6.3 Mixed Practice Review

Key Takeaways

  • Mixed practice trains the exam skill of switching among reading, math, logic, vocabulary, spelling, and grammar.
  • A mixed set is most useful after core rules have been reviewed; early mixed sets can hide which rules are missing.
  • Error logs should record why a miss happened, not just which topic appeared on the question.
  • Review time should be built into every mixed session because correction is where score improvement happens.
  • Language review should stay in the rotation even when the posted notice combines it with written expression.
Last updated: May 2026

Why Mixed Practice Is Different

A full civil service basic-skills exam rarely lets you stay in one mental mode. You may move from a percentage problem to a reading passage, then to a logic sequence, a vocabulary item, and a grammar sentence. Mixed practice builds the ability to reset quickly without carrying the last question's method into the next one.

Use mixed practice after you have reviewed the core rules. If you begin with mixed sets too early, the score may only show that several topics are unfamiliar. In the final stretch, mixed sets should measure readiness, reveal weak spots, and train pacing across the exact blend of skills listed in your agency notice.

Forty-Minute Mixed Set

MinutesTaskGoal
0-8Verbal or vocabulary questionsDecide by meaning, not by sound.
8-16Reading questionsFind main idea, detail, and inference evidence.
16-24Math questionsShow setup before calculating.
24-32Logic questionsDiagram rules or sequence patterns.
32-40Spelling and grammar questionsCheck structure before answer choice.

After the set, spend at least 20 minutes reviewing. A 40-minute set with no review is mostly a stamina drill. A 40-minute set with review improves your next score because you identify the rule, wording, or pacing decision that caused each miss.

Error Log Categories

Error TypeWhat It Looks LikeFix Before the Next Set
Rule gapYou did not know the grammar, math, or logic ruleReview the rule and write two sample questions.
Misread wordingYou answered the opposite of what was askedUnderline words such as except, best, most nearly, and least.
Time pressureYou guessed after spending too long elsewhereUse a first pass and mark slow questions.

WHAT YOU NEED TO DO:
[1] In the mixed practice review, how much time should you spend reviewing after completing the forty-minute mixed set?
[2] Reproduce the passage of the mixed practice review from "24-32Logic questionsDiagram rules" up to and including "two sample questions.".

EXTRACTED MATERIAL:
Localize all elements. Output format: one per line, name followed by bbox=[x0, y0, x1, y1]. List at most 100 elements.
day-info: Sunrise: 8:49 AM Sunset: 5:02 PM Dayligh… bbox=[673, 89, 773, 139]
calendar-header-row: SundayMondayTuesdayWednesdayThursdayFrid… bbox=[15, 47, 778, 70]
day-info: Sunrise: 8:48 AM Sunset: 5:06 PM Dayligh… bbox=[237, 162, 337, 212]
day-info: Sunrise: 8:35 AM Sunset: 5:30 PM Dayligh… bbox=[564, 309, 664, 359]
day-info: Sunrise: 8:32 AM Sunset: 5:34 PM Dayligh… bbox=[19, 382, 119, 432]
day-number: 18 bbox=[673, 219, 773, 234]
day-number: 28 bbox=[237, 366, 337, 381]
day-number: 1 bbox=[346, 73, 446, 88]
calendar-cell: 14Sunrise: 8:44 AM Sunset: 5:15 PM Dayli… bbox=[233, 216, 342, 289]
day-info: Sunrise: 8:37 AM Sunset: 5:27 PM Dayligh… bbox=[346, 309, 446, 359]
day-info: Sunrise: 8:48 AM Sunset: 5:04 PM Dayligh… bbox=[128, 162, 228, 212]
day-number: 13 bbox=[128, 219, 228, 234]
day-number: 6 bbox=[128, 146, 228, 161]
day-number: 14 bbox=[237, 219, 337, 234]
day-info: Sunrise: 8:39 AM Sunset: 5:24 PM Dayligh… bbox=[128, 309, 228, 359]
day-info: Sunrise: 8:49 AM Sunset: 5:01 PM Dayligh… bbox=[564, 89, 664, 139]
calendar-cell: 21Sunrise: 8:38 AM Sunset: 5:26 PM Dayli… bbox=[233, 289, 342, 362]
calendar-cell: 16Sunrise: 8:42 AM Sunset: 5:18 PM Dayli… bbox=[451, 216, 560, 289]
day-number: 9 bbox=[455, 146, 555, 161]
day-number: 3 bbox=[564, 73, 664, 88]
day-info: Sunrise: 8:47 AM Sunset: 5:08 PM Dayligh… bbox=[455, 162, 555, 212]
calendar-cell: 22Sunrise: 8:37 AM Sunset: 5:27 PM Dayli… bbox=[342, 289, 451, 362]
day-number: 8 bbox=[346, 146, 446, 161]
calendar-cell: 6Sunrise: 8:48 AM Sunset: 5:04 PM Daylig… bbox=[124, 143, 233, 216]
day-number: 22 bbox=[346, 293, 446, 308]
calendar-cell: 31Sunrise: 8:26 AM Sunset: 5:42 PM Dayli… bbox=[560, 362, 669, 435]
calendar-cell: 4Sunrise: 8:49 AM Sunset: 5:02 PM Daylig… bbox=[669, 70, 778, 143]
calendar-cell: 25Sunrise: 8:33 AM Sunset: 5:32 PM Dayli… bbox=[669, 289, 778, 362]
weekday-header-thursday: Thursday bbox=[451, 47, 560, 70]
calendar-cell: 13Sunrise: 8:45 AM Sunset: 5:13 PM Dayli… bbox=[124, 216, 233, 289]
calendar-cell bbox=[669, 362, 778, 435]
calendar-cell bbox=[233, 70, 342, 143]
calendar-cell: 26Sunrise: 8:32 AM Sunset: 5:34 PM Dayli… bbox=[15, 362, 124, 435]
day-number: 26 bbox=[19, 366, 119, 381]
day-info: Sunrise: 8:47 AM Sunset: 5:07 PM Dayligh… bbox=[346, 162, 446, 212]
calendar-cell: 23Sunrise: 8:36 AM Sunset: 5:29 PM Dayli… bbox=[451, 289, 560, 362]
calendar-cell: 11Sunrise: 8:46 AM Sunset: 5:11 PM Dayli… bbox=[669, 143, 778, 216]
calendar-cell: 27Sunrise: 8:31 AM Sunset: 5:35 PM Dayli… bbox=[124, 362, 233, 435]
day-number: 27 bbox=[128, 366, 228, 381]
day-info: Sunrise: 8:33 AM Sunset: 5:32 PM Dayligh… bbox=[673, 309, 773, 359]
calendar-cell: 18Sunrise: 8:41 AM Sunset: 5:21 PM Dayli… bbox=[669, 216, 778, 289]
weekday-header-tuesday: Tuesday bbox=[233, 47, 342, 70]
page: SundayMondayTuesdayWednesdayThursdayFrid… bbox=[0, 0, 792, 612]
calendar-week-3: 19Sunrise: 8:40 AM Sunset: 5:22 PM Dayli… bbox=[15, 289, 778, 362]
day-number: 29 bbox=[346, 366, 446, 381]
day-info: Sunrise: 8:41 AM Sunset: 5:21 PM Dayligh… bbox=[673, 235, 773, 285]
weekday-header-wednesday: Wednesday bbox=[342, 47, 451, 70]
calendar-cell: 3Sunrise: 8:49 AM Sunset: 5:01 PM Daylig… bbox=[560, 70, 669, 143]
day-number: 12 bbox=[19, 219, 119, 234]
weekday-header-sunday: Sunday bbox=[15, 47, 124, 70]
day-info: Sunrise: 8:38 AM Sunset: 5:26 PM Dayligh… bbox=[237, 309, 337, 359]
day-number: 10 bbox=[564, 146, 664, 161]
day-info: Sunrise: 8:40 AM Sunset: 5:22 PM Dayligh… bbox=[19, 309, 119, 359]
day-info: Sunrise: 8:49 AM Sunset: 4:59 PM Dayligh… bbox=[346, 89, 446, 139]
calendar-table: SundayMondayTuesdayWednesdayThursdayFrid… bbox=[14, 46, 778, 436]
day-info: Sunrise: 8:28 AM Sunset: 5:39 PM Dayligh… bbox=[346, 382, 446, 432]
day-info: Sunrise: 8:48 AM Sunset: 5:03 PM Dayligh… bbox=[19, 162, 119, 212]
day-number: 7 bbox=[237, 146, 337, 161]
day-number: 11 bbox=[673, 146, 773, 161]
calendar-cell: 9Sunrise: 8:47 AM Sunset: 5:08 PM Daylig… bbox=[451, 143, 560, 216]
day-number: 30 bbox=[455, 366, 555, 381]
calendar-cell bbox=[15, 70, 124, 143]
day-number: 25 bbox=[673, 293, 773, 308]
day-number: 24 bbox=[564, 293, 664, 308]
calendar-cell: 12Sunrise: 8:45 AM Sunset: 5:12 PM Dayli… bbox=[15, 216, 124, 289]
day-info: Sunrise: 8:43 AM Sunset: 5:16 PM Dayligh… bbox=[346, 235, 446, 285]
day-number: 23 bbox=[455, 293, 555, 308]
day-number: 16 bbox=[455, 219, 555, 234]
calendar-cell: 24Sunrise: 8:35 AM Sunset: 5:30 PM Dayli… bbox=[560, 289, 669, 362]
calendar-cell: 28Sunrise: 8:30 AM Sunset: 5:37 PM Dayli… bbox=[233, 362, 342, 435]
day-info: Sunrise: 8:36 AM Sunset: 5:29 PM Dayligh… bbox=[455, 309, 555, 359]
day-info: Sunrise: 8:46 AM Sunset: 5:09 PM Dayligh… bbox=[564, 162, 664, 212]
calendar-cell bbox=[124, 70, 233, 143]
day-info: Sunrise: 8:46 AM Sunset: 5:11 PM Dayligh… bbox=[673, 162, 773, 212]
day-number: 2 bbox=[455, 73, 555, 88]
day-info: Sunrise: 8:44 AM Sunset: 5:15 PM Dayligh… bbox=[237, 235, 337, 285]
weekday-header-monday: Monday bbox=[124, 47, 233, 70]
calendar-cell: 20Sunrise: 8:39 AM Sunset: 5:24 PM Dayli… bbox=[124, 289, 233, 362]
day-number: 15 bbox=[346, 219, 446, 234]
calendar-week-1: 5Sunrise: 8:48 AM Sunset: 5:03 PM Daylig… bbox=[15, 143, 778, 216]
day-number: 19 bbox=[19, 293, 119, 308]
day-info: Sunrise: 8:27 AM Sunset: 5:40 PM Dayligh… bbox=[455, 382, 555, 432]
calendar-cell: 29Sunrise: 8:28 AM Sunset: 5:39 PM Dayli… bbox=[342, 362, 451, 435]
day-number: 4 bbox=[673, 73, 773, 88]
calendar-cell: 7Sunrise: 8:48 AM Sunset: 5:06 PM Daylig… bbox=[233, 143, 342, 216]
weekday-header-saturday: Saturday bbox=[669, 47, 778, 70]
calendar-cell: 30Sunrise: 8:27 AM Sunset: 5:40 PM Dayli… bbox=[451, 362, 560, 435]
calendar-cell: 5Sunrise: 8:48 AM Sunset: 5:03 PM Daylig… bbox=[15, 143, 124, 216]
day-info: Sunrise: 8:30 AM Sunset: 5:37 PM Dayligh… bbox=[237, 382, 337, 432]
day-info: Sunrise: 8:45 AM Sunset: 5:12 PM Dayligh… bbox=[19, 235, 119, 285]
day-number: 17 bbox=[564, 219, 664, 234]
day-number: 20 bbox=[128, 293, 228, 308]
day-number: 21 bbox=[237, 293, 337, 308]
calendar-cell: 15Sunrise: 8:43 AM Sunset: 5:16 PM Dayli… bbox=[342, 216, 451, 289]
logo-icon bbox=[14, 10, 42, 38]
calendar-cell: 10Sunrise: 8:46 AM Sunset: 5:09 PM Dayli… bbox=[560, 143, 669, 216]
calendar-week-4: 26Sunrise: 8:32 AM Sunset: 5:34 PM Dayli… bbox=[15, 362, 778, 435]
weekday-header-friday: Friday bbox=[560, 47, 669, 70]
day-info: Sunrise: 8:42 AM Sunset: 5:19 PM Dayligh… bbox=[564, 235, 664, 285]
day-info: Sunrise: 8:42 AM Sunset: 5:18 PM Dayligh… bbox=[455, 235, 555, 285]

SOLUTIONS TO THE TASKS:
[1] At least 20 minutes.

[2]
24-32Logic questionsDiagram rules or sequence patterns.
32-40Spelling and grammar questionsCheck structure before answer choice.

After the set, spend at least 20 minutes reviewing. A 40-minute set with no review is mostly a stamina drill. A 40-minute set with review improves your next score because you identify the rule, wording, or pacing decision that caused each miss.

Error Log Categories

Error TypeWhat It Looks LikeFix Before the Next Set
Rule gapYou did not know the grammar, math, or logic ruleReview the rule and write two sample questions.